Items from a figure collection
━━━━━━━━━━━━━━━━
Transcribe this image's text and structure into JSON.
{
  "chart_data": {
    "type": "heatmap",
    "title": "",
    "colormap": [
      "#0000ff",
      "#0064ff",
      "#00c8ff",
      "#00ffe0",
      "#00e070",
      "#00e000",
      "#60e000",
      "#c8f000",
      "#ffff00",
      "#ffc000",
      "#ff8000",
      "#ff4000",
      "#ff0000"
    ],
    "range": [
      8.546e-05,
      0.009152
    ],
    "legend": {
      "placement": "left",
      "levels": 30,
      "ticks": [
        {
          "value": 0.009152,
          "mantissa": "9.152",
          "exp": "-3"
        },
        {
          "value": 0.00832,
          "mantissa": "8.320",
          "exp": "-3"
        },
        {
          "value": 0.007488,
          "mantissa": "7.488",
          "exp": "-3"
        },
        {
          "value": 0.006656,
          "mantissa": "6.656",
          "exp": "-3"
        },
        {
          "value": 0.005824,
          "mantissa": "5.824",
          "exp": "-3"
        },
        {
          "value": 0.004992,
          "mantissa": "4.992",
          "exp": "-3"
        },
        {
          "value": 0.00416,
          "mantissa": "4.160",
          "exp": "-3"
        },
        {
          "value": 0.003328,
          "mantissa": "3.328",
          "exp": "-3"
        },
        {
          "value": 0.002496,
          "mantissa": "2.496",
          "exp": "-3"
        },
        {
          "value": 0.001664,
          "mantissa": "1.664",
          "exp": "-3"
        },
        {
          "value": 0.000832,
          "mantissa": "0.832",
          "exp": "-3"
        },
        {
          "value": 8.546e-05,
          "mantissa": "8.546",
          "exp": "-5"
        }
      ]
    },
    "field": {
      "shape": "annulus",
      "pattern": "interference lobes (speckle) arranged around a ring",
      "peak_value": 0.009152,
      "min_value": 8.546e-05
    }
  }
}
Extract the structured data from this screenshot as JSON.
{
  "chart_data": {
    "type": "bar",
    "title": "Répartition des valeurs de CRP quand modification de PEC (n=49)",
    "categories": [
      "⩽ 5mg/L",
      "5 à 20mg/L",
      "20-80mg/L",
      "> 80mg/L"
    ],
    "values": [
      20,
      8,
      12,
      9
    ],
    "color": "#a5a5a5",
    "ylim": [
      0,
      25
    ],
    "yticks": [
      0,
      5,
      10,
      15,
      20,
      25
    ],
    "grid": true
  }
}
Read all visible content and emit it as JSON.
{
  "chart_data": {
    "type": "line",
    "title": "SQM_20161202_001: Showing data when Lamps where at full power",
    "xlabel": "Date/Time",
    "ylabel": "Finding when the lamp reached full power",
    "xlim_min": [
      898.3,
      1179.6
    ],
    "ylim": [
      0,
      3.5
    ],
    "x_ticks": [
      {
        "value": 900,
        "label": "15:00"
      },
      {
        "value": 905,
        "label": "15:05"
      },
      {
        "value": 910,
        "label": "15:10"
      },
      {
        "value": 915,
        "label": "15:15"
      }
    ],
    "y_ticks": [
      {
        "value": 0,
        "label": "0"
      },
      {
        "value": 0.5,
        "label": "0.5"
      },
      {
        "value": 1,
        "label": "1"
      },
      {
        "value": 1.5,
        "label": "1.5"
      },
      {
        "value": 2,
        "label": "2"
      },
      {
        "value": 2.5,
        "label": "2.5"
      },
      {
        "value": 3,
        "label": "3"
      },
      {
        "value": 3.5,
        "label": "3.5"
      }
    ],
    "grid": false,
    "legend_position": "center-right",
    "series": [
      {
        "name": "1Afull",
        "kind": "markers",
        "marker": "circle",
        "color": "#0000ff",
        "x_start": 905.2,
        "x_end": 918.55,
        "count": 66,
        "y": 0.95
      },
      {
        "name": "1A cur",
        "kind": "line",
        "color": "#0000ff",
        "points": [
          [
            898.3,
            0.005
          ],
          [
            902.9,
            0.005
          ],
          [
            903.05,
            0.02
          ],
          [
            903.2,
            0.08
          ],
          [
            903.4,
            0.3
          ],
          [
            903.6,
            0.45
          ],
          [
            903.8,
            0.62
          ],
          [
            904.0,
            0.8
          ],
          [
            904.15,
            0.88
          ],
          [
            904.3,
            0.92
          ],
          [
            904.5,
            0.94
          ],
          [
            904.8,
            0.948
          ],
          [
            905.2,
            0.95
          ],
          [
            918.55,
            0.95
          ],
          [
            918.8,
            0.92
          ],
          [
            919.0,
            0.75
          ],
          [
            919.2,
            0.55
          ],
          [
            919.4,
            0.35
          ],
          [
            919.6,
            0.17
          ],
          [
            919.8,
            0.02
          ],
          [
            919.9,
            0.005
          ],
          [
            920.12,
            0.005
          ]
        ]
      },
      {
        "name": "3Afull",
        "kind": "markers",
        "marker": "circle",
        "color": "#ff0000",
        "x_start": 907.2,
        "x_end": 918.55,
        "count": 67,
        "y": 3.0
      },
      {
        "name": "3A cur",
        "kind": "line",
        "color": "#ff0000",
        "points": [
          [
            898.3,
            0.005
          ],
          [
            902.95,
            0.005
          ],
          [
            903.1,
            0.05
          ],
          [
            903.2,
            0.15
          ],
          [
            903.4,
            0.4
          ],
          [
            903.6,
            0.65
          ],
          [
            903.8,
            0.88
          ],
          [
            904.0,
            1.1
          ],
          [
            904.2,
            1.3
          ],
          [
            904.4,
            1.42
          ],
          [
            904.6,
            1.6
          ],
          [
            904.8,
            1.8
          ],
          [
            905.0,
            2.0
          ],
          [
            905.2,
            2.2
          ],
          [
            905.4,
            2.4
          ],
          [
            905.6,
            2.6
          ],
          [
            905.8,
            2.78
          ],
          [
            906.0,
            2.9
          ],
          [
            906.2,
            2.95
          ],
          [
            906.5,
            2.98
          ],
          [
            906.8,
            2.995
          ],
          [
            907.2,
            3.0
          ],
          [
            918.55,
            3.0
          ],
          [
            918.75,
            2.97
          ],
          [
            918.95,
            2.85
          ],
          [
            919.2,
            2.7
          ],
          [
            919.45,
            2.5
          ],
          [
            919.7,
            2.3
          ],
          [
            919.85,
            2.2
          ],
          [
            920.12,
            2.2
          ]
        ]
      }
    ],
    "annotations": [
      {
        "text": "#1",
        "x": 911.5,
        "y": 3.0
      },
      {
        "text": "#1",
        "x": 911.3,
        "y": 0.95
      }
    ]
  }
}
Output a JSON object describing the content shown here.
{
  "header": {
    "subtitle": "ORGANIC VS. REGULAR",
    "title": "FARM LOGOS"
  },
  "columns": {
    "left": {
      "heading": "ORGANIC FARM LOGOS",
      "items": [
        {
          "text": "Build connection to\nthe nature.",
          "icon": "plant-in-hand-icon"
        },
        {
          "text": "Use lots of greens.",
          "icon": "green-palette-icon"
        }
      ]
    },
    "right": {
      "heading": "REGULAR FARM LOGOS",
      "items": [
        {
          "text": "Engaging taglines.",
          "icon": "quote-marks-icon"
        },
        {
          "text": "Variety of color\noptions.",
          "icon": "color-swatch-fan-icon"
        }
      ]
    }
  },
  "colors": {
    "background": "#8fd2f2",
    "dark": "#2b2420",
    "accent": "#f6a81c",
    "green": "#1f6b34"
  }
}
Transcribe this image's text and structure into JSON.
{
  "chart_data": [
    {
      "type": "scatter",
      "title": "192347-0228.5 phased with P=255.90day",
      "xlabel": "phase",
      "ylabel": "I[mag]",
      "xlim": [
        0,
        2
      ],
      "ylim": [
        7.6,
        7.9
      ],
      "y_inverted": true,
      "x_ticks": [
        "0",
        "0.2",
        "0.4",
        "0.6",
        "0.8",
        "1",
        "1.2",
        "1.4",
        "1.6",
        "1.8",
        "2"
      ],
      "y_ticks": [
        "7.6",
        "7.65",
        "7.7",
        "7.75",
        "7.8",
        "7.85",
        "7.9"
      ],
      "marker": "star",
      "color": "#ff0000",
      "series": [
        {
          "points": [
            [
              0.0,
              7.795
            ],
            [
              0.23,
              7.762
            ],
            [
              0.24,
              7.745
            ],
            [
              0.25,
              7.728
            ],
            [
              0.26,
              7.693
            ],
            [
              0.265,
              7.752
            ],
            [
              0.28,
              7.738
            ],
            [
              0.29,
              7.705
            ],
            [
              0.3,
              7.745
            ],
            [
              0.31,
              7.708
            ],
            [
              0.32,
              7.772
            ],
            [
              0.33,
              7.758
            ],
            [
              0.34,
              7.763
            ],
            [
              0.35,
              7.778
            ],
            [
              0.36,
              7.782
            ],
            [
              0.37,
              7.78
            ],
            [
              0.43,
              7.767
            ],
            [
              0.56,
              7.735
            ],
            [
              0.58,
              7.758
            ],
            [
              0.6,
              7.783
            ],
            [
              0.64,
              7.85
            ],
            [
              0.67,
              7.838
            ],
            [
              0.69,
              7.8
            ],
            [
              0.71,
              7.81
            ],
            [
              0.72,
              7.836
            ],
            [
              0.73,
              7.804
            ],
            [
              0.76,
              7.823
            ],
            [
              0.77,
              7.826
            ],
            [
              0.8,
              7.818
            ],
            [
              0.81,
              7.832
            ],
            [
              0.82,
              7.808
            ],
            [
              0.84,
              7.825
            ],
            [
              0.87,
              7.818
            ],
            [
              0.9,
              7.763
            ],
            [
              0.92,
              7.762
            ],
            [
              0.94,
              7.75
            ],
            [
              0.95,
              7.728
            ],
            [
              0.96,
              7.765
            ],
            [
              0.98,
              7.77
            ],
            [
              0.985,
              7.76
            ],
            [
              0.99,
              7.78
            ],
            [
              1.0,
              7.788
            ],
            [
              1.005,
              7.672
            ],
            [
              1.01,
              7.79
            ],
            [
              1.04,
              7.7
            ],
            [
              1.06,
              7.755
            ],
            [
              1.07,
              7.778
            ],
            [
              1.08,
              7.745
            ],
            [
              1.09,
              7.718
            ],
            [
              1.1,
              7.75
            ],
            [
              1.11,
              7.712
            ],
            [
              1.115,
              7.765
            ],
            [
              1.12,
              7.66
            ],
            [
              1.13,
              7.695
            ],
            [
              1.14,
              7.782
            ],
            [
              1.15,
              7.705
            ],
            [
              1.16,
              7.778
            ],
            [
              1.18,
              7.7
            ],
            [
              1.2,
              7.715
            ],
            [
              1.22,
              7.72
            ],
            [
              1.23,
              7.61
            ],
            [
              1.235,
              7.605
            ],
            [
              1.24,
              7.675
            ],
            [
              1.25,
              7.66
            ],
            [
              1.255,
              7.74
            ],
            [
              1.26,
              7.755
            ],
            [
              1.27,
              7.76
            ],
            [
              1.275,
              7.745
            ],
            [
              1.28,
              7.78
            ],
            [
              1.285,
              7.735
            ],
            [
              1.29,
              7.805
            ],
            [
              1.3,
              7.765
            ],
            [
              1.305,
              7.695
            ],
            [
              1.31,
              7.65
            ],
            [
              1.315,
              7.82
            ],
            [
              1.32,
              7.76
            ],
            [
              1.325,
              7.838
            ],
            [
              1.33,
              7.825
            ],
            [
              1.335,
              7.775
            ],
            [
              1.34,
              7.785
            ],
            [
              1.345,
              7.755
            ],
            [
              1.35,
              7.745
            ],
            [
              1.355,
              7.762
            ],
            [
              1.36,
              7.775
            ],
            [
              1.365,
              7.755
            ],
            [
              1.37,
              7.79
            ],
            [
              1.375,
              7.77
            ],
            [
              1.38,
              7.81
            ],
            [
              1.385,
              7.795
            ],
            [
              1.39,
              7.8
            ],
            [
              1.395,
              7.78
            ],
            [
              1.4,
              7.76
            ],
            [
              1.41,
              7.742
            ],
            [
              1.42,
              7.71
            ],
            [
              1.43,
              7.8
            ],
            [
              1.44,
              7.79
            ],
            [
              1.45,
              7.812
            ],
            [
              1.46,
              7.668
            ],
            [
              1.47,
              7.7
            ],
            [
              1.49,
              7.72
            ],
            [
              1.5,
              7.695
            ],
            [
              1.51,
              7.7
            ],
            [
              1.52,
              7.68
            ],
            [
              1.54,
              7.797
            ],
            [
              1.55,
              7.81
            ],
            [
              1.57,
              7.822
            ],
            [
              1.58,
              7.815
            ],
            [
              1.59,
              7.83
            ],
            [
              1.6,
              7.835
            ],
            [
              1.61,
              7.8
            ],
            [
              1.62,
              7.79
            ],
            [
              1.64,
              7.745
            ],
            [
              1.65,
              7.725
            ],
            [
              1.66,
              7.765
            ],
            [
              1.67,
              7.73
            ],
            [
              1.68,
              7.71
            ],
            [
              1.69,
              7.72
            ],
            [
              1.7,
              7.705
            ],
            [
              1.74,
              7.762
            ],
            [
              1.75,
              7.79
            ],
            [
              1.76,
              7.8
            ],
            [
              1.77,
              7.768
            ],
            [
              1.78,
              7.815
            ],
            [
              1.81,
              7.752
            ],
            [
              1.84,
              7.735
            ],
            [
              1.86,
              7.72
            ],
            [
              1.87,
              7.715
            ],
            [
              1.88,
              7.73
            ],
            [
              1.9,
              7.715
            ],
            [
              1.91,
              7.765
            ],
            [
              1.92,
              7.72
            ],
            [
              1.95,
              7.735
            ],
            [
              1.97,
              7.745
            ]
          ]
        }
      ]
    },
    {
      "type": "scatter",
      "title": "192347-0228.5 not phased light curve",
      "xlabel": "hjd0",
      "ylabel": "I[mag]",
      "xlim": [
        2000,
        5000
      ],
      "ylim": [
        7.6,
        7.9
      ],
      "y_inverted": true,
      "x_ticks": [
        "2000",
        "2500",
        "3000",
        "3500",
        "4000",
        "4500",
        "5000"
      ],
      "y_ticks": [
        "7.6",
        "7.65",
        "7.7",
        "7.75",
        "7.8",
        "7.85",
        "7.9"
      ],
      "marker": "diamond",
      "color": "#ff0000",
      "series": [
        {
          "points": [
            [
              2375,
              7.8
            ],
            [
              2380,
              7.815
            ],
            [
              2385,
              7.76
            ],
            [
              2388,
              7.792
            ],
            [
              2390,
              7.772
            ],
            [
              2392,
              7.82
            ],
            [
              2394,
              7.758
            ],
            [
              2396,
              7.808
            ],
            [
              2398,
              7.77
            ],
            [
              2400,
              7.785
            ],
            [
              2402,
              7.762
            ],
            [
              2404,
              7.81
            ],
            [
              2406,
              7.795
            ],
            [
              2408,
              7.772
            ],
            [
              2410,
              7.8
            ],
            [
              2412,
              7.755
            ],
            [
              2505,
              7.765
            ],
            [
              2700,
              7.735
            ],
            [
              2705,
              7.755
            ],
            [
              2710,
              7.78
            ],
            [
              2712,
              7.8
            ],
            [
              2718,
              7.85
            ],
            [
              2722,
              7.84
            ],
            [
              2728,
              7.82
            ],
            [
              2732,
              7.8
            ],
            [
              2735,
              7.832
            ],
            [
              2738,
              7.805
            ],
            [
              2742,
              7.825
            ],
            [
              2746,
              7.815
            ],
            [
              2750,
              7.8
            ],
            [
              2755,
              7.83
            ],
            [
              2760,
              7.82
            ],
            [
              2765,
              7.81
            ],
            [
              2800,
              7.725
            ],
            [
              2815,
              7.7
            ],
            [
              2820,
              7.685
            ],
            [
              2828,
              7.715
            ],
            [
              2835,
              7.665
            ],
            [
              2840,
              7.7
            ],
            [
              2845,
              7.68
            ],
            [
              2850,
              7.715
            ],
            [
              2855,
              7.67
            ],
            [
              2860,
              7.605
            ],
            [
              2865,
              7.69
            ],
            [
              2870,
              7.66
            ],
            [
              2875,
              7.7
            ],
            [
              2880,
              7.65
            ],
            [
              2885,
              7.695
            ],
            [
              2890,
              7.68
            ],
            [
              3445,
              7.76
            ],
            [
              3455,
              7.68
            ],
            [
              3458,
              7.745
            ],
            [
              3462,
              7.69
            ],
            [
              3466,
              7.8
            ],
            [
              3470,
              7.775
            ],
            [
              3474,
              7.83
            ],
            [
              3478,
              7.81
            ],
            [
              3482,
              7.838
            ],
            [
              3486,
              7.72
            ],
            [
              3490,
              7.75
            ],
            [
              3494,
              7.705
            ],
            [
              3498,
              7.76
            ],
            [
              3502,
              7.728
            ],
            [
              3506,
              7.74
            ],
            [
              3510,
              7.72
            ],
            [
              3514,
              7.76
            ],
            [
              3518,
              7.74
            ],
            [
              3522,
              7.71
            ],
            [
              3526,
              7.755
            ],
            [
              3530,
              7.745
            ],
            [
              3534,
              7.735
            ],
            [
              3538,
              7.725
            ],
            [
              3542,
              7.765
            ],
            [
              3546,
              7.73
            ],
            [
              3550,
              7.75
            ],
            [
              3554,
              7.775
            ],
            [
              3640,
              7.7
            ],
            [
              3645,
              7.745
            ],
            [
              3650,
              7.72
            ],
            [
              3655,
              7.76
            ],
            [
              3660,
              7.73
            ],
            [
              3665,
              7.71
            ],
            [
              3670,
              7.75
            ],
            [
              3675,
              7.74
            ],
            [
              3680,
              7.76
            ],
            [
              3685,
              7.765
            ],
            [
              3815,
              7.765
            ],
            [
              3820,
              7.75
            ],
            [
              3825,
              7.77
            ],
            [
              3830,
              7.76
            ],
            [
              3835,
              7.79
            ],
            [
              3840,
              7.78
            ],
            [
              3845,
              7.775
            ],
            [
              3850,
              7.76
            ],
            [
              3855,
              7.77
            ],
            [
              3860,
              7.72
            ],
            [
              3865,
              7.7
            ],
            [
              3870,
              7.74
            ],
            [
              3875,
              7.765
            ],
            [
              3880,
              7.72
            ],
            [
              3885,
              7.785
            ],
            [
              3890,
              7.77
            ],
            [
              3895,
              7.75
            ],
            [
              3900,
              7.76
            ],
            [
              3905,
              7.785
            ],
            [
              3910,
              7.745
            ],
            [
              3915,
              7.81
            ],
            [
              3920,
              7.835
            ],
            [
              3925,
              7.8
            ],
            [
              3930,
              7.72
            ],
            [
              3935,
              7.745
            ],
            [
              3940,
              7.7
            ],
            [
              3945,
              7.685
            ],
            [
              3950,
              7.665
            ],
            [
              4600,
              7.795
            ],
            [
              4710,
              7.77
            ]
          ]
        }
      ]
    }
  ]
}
━━━━━━━━━━━━━━━━
> [Instructions to follow] Select and copy every line of the material that holds the string "JSON".

> [Reply to the task]
Transcribe this image's text and structure into JSON.
Extract the structured data from this screenshot as JSON.
Read all visible content and emit it as JSON.
Output a JSON object describing the content shown here.
Transcribe this image's text and structure into JSON.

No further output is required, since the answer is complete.